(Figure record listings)
────────

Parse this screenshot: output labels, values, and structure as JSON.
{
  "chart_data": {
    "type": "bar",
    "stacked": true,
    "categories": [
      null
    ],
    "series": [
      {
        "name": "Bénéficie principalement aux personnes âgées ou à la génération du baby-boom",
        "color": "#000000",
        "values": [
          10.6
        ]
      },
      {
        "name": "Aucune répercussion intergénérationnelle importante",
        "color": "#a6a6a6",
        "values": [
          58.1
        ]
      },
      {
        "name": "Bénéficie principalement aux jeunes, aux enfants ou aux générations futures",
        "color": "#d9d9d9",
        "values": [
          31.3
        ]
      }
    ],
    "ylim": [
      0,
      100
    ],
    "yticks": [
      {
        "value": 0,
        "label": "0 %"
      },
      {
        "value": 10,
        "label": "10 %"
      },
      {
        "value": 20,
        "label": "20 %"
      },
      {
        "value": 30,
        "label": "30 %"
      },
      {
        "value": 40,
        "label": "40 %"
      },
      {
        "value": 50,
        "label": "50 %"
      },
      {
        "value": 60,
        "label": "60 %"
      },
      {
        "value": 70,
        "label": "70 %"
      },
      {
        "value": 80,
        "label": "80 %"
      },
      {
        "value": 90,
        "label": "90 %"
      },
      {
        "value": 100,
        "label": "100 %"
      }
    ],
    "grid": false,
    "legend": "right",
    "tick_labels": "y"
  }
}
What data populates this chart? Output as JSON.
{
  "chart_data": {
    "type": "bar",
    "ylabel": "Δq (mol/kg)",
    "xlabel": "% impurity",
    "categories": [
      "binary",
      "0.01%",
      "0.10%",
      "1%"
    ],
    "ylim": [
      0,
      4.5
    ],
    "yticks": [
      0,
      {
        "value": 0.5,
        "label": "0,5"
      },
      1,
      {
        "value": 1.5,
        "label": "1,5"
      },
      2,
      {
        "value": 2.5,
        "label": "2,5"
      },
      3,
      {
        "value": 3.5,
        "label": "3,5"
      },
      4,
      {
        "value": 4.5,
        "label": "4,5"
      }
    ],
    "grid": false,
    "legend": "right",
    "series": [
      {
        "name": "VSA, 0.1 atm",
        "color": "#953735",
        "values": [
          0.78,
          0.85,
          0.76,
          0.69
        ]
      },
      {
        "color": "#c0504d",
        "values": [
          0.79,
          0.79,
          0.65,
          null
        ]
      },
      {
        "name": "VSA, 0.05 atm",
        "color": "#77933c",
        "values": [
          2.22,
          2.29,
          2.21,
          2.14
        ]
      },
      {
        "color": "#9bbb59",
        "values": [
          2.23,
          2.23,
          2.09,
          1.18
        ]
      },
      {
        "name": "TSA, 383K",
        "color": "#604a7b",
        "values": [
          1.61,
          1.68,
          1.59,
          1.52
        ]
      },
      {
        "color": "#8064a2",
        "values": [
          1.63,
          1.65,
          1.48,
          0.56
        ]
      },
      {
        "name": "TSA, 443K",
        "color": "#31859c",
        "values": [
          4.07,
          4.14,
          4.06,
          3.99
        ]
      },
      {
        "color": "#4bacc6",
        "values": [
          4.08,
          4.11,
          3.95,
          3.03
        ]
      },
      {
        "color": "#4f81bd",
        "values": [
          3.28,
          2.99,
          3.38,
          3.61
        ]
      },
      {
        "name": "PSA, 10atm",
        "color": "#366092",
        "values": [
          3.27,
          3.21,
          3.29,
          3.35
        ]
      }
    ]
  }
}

────────

◆ Direction
Check each line above for the word "Bénéficie" and copy the ones that have it.

◆ Solution to this task
        "name": "Bénéficie principalement aux personnes âgées ou à la génération du baby-boom",
        "name": "Bénéficie principalement aux jeunes, aux enfants ou aux générations futures",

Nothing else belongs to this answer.